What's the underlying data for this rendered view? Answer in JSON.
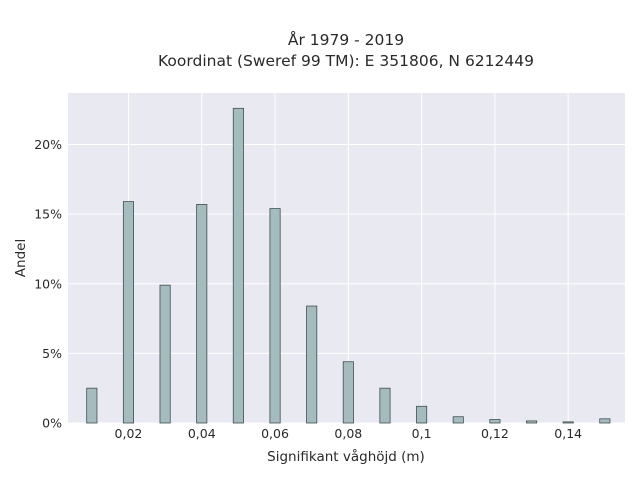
{
  "chart_data": {
    "type": "bar",
    "title_line1": "År 1979 - 2019",
    "title_line2": "Koordinat (Sweref 99 TM): E 351806, N 6212449",
    "xlabel": "Signifikant våghöjd (m)",
    "ylabel": "Andel",
    "x_ticks": [
      "0,02",
      "0,04",
      "0,06",
      "0,08",
      "0,1",
      "0,12",
      "0,14"
    ],
    "x_tick_values": [
      0.02,
      0.04,
      0.06,
      0.08,
      0.1,
      0.12,
      0.14
    ],
    "y_ticks": [
      "0%",
      "5%",
      "10%",
      "15%",
      "20%"
    ],
    "y_tick_values": [
      0,
      5,
      10,
      15,
      20
    ],
    "xlim": [
      0.0035,
      0.1555
    ],
    "ylim": [
      0,
      23.7
    ],
    "grid": true,
    "bar_color": "#a5bcbf",
    "bar_edge_color": "#3f4f4f",
    "plot_background": "#e9e9f1",
    "x": [
      0.01,
      0.02,
      0.03,
      0.04,
      0.05,
      0.06,
      0.07,
      0.08,
      0.09,
      0.1,
      0.11,
      0.12,
      0.13,
      0.14,
      0.15
    ],
    "values": [
      2.5,
      15.9,
      9.9,
      15.7,
      22.6,
      15.4,
      8.4,
      4.4,
      2.5,
      1.2,
      0.45,
      0.25,
      0.15,
      0.08,
      0.3
    ]
  }
}
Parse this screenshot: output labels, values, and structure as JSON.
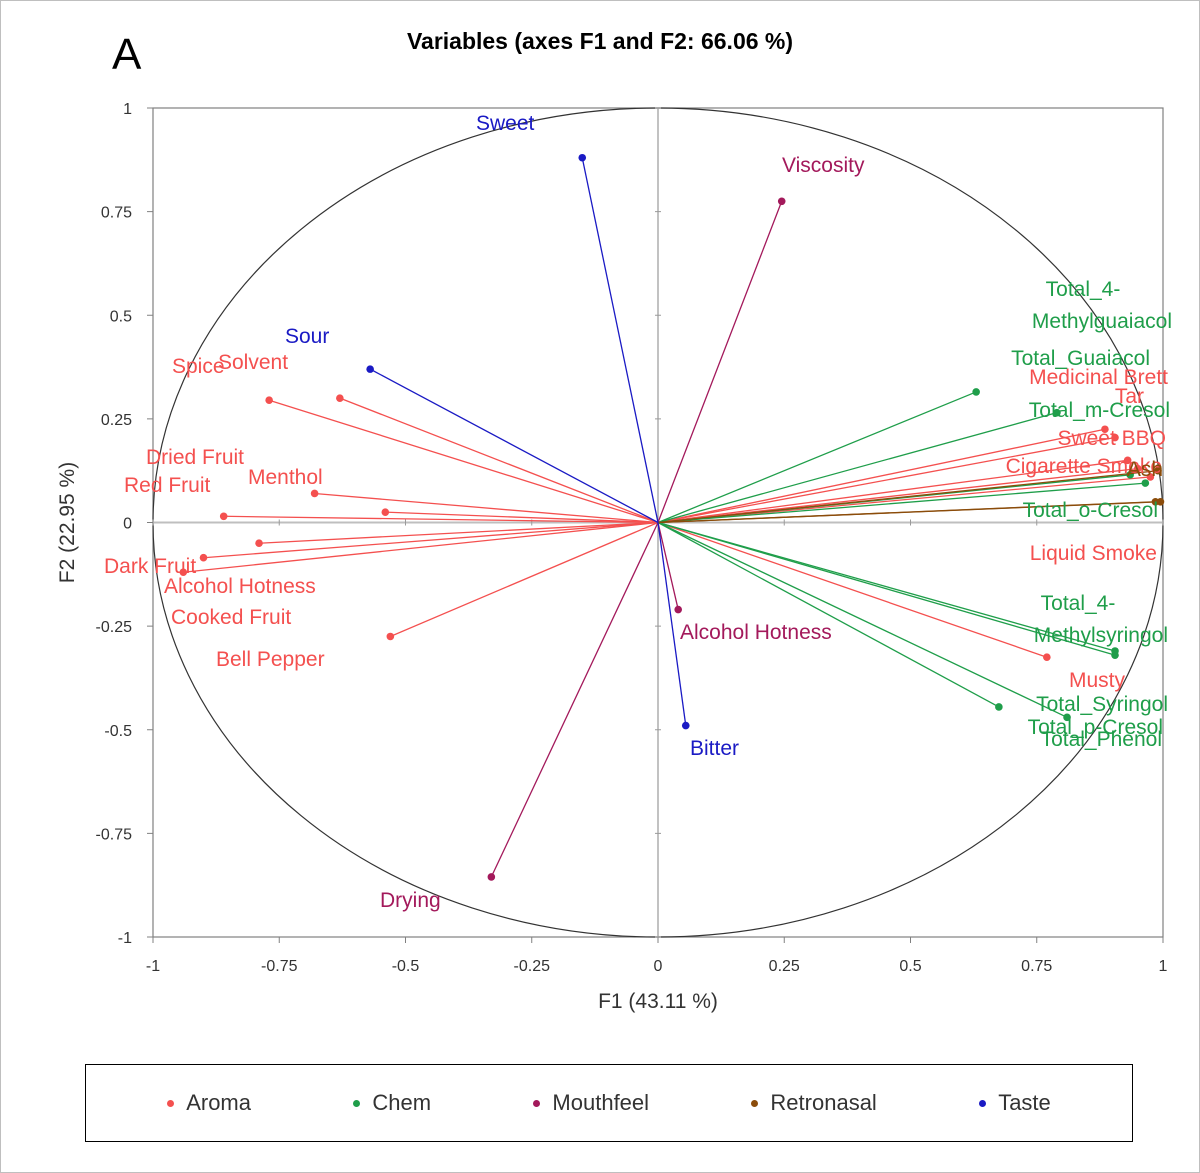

------------

## OBJECTIVE
Pull out each line holding the string "this".

## REPLY TO THE EXERCISE
What's the underlying data for this rendered view? Answer in JSON.
Parse this screenshot: output labels, values, and structure as JSON.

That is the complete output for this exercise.